### Exercise instructions
Identify and copy all lines of the material where the string "content" is found.

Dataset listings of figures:
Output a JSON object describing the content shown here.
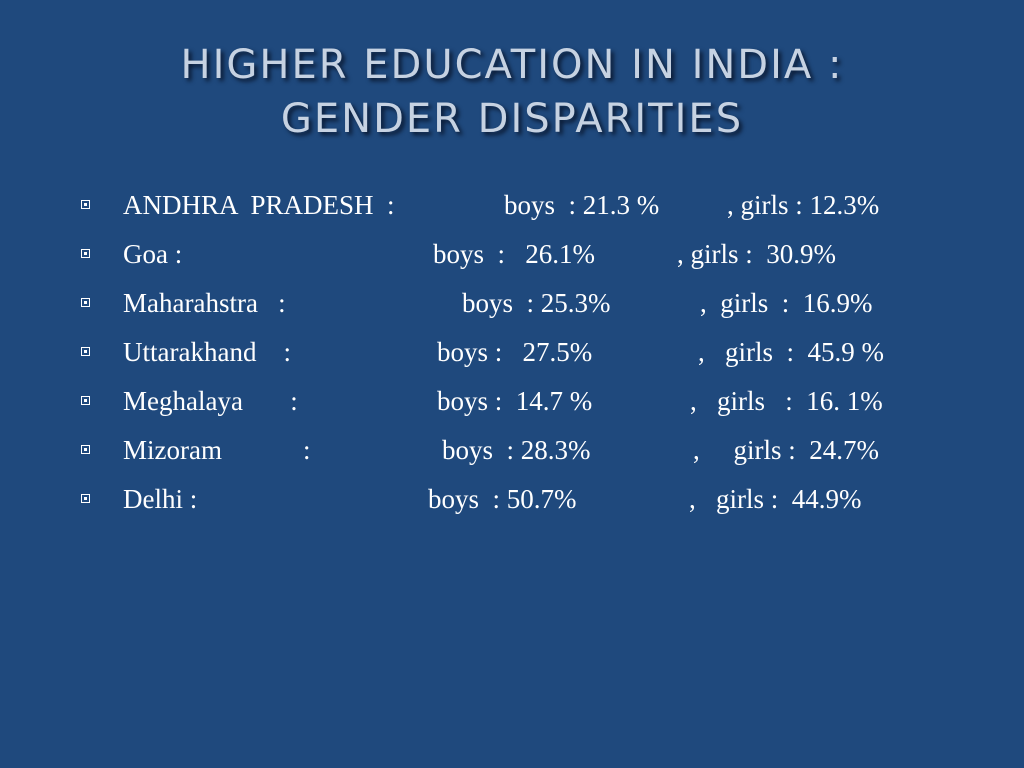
{
  "slide": {
    "title_line1": "HIGHER EDUCATION IN INDIA :",
    "title_line2": "GENDER DISPARITIES",
    "rows": [
      {
        "name": "ANDHRA  PRADESH  :",
        "boys": "boys  : 21.3 %",
        "girls": ", girls : 12.3%"
      },
      {
        "name": "Goa :",
        "boys": "boys  :   26.1%",
        "girls": ", girls :  30.9%"
      },
      {
        "name": "Maharahstra   :",
        "boys": "boys  : 25.3%",
        "girls": ",  girls  :  16.9%"
      },
      {
        "name": "Uttarakhand    :",
        "boys": "boys :   27.5%",
        "girls": ",   girls  :  45.9 %"
      },
      {
        "name": "Meghalaya       :",
        "boys": "boys :  14.7 %",
        "girls": ",   girls   :  16. 1%"
      },
      {
        "name": "Mizoram            :",
        "boys": "boys  : 28.3%",
        "girls": ",     girls :  24.7%"
      },
      {
        "name": "Delhi :",
        "boys": "boys  : 50.7%",
        "girls": ",   girls :  44.9%"
      }
    ]
  }
}
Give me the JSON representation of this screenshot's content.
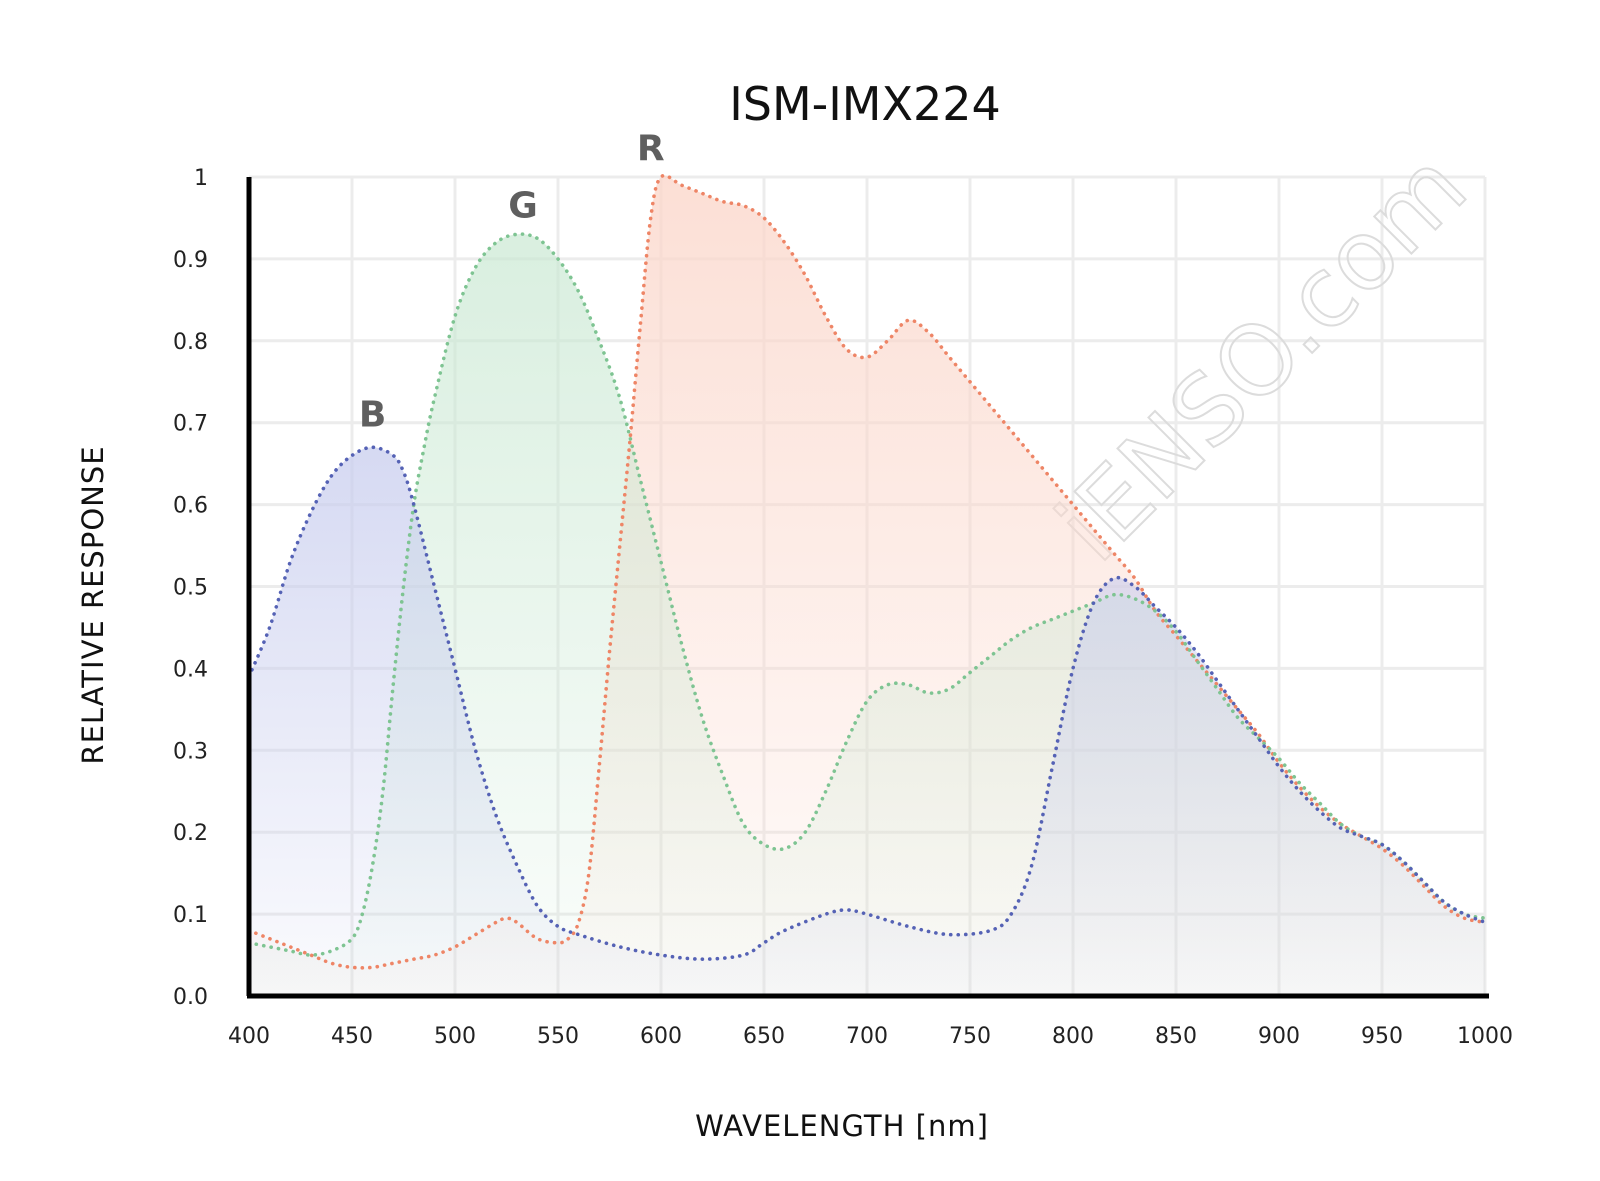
{
  "chart_data": {
    "type": "line",
    "title": "ISM-IMX224",
    "xlabel": "WAVELENGTH [nm]",
    "ylabel": "RELATIVE RESPONSE",
    "xlim": [
      400,
      1000
    ],
    "ylim": [
      0,
      1
    ],
    "x_ticks": [
      400,
      450,
      500,
      550,
      600,
      650,
      700,
      750,
      800,
      850,
      900,
      950,
      1000
    ],
    "x_tick_labels": [
      "400",
      "450",
      "500",
      "550",
      "600",
      "650",
      "700",
      "750",
      "800",
      "850",
      "900",
      "950",
      "1000"
    ],
    "y_ticks": [
      0,
      0.1,
      0.2,
      0.3,
      0.4,
      0.5,
      0.6,
      0.7,
      0.8,
      0.9,
      1
    ],
    "y_tick_labels": [
      "0.0",
      "0.1",
      "0.2",
      "0.3",
      "0.4",
      "0.5",
      "0.6",
      "0.7",
      "0.8",
      "0.9",
      "1"
    ],
    "grid": true,
    "line_style": "dotted",
    "filled": true,
    "watermark": "iENSO.com",
    "series": [
      {
        "name": "B",
        "color": "#5562b5",
        "fill_color": "#c8cdee",
        "label_at": [
          460,
          0.71
        ],
        "points": [
          [
            400,
            0.39
          ],
          [
            410,
            0.45
          ],
          [
            420,
            0.53
          ],
          [
            430,
            0.59
          ],
          [
            440,
            0.635
          ],
          [
            450,
            0.66
          ],
          [
            460,
            0.67
          ],
          [
            470,
            0.66
          ],
          [
            475,
            0.64
          ],
          [
            480,
            0.6
          ],
          [
            490,
            0.5
          ],
          [
            500,
            0.4
          ],
          [
            510,
            0.3
          ],
          [
            520,
            0.22
          ],
          [
            530,
            0.16
          ],
          [
            540,
            0.11
          ],
          [
            550,
            0.085
          ],
          [
            560,
            0.075
          ],
          [
            580,
            0.06
          ],
          [
            600,
            0.05
          ],
          [
            620,
            0.045
          ],
          [
            640,
            0.05
          ],
          [
            650,
            0.065
          ],
          [
            660,
            0.08
          ],
          [
            680,
            0.1
          ],
          [
            690,
            0.105
          ],
          [
            700,
            0.1
          ],
          [
            720,
            0.085
          ],
          [
            740,
            0.075
          ],
          [
            760,
            0.08
          ],
          [
            770,
            0.1
          ],
          [
            780,
            0.16
          ],
          [
            790,
            0.28
          ],
          [
            800,
            0.4
          ],
          [
            810,
            0.48
          ],
          [
            820,
            0.51
          ],
          [
            830,
            0.5
          ],
          [
            840,
            0.475
          ],
          [
            850,
            0.45
          ],
          [
            860,
            0.42
          ],
          [
            870,
            0.385
          ],
          [
            880,
            0.35
          ],
          [
            890,
            0.315
          ],
          [
            900,
            0.28
          ],
          [
            910,
            0.25
          ],
          [
            920,
            0.225
          ],
          [
            930,
            0.205
          ],
          [
            940,
            0.195
          ],
          [
            950,
            0.185
          ],
          [
            960,
            0.165
          ],
          [
            970,
            0.14
          ],
          [
            980,
            0.115
          ],
          [
            990,
            0.1
          ],
          [
            1000,
            0.09
          ]
        ]
      },
      {
        "name": "G",
        "color": "#7ec492",
        "fill_color": "#c9e8d2",
        "label_at": [
          533,
          0.965
        ],
        "points": [
          [
            400,
            0.065
          ],
          [
            410,
            0.06
          ],
          [
            420,
            0.055
          ],
          [
            430,
            0.05
          ],
          [
            440,
            0.055
          ],
          [
            450,
            0.07
          ],
          [
            455,
            0.1
          ],
          [
            460,
            0.16
          ],
          [
            465,
            0.25
          ],
          [
            470,
            0.38
          ],
          [
            475,
            0.5
          ],
          [
            480,
            0.6
          ],
          [
            485,
            0.67
          ],
          [
            490,
            0.73
          ],
          [
            500,
            0.83
          ],
          [
            510,
            0.89
          ],
          [
            520,
            0.92
          ],
          [
            530,
            0.93
          ],
          [
            540,
            0.925
          ],
          [
            550,
            0.9
          ],
          [
            560,
            0.86
          ],
          [
            570,
            0.8
          ],
          [
            580,
            0.73
          ],
          [
            590,
            0.63
          ],
          [
            600,
            0.53
          ],
          [
            610,
            0.43
          ],
          [
            620,
            0.34
          ],
          [
            630,
            0.27
          ],
          [
            640,
            0.21
          ],
          [
            650,
            0.185
          ],
          [
            660,
            0.18
          ],
          [
            670,
            0.2
          ],
          [
            680,
            0.25
          ],
          [
            690,
            0.31
          ],
          [
            700,
            0.36
          ],
          [
            710,
            0.38
          ],
          [
            720,
            0.38
          ],
          [
            730,
            0.37
          ],
          [
            740,
            0.375
          ],
          [
            750,
            0.395
          ],
          [
            760,
            0.415
          ],
          [
            770,
            0.435
          ],
          [
            780,
            0.45
          ],
          [
            790,
            0.46
          ],
          [
            800,
            0.47
          ],
          [
            810,
            0.48
          ],
          [
            820,
            0.49
          ],
          [
            830,
            0.485
          ],
          [
            840,
            0.47
          ],
          [
            850,
            0.445
          ],
          [
            860,
            0.41
          ],
          [
            870,
            0.375
          ],
          [
            880,
            0.34
          ],
          [
            890,
            0.315
          ],
          [
            900,
            0.29
          ],
          [
            910,
            0.26
          ],
          [
            920,
            0.235
          ],
          [
            930,
            0.21
          ],
          [
            940,
            0.195
          ],
          [
            950,
            0.185
          ],
          [
            960,
            0.165
          ],
          [
            970,
            0.14
          ],
          [
            980,
            0.115
          ],
          [
            990,
            0.1
          ],
          [
            1000,
            0.095
          ]
        ]
      },
      {
        "name": "R",
        "color": "#ee8566",
        "fill_color": "#fbd7cb",
        "label_at": [
          595,
          1.035
        ],
        "points": [
          [
            400,
            0.08
          ],
          [
            410,
            0.07
          ],
          [
            420,
            0.06
          ],
          [
            430,
            0.05
          ],
          [
            440,
            0.04
          ],
          [
            450,
            0.035
          ],
          [
            460,
            0.035
          ],
          [
            470,
            0.04
          ],
          [
            480,
            0.045
          ],
          [
            490,
            0.05
          ],
          [
            500,
            0.06
          ],
          [
            510,
            0.075
          ],
          [
            520,
            0.09
          ],
          [
            525,
            0.095
          ],
          [
            530,
            0.09
          ],
          [
            540,
            0.07
          ],
          [
            550,
            0.065
          ],
          [
            555,
            0.07
          ],
          [
            560,
            0.09
          ],
          [
            565,
            0.15
          ],
          [
            570,
            0.28
          ],
          [
            575,
            0.42
          ],
          [
            580,
            0.55
          ],
          [
            585,
            0.68
          ],
          [
            590,
            0.82
          ],
          [
            595,
            0.95
          ],
          [
            600,
            1.0
          ],
          [
            610,
            0.99
          ],
          [
            620,
            0.98
          ],
          [
            630,
            0.97
          ],
          [
            640,
            0.965
          ],
          [
            650,
            0.95
          ],
          [
            660,
            0.92
          ],
          [
            670,
            0.88
          ],
          [
            680,
            0.83
          ],
          [
            690,
            0.79
          ],
          [
            700,
            0.78
          ],
          [
            710,
            0.8
          ],
          [
            720,
            0.825
          ],
          [
            730,
            0.81
          ],
          [
            740,
            0.78
          ],
          [
            750,
            0.75
          ],
          [
            760,
            0.72
          ],
          [
            770,
            0.69
          ],
          [
            780,
            0.66
          ],
          [
            790,
            0.63
          ],
          [
            800,
            0.6
          ],
          [
            810,
            0.57
          ],
          [
            820,
            0.54
          ],
          [
            830,
            0.51
          ],
          [
            840,
            0.47
          ],
          [
            850,
            0.44
          ],
          [
            860,
            0.41
          ],
          [
            870,
            0.38
          ],
          [
            880,
            0.35
          ],
          [
            890,
            0.32
          ],
          [
            900,
            0.285
          ],
          [
            910,
            0.255
          ],
          [
            920,
            0.23
          ],
          [
            930,
            0.21
          ],
          [
            940,
            0.195
          ],
          [
            950,
            0.18
          ],
          [
            960,
            0.16
          ],
          [
            970,
            0.135
          ],
          [
            980,
            0.11
          ],
          [
            990,
            0.095
          ],
          [
            1000,
            0.09
          ]
        ]
      }
    ]
  }
}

### Result below
Output a JSON object describing the content shown here.
Give me the JSON representation of this screenshot's content.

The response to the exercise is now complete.